**What needs to be done:**
Pick out each line with the word "title" from the material that follows.
— Start of Input rows —
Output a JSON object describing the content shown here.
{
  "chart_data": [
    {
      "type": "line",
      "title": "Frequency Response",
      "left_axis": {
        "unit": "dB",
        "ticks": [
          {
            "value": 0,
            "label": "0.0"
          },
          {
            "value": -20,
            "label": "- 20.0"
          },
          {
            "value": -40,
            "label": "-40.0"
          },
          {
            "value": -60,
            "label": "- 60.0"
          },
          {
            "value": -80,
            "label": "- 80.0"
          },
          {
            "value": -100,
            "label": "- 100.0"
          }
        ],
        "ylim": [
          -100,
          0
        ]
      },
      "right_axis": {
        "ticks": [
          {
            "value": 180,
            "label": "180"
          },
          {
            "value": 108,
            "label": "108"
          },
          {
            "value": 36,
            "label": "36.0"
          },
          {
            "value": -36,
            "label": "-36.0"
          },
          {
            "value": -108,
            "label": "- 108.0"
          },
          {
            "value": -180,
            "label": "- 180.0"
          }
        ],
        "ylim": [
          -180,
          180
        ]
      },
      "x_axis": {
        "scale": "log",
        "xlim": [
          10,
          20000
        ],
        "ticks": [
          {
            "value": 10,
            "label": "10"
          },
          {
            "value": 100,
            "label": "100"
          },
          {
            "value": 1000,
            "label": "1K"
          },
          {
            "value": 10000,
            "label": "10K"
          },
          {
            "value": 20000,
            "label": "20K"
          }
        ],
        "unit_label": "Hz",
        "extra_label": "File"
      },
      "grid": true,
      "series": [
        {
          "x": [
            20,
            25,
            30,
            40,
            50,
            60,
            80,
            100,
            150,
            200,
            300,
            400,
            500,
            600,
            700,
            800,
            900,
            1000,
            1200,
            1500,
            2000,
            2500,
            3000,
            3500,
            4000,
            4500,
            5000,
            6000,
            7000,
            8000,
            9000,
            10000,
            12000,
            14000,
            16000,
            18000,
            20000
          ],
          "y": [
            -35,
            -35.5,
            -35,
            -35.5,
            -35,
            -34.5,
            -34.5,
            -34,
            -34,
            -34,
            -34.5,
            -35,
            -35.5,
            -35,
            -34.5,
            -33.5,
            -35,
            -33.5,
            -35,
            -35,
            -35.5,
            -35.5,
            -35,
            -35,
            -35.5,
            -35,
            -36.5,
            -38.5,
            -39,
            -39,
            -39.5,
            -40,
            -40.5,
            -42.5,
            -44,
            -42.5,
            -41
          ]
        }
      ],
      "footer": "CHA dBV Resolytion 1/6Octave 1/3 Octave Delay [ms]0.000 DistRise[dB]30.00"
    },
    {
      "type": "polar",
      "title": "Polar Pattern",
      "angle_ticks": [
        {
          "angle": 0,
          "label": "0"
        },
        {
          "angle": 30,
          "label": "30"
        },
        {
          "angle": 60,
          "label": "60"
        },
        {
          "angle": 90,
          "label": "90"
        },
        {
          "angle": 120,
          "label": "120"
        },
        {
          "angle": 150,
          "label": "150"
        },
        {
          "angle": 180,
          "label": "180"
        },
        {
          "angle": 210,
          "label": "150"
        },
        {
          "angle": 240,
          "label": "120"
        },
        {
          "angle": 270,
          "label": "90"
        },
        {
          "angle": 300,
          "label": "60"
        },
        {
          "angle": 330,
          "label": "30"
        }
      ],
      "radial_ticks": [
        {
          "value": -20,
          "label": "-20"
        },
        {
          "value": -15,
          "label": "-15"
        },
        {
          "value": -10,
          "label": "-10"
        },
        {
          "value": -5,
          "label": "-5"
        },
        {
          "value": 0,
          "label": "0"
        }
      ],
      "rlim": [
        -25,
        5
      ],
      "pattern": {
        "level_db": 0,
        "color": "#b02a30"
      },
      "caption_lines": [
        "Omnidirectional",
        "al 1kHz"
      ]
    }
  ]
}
— End of Input rows —
**Answer in full:**
      "title": "Frequency Response",
      "title": "Polar Pattern",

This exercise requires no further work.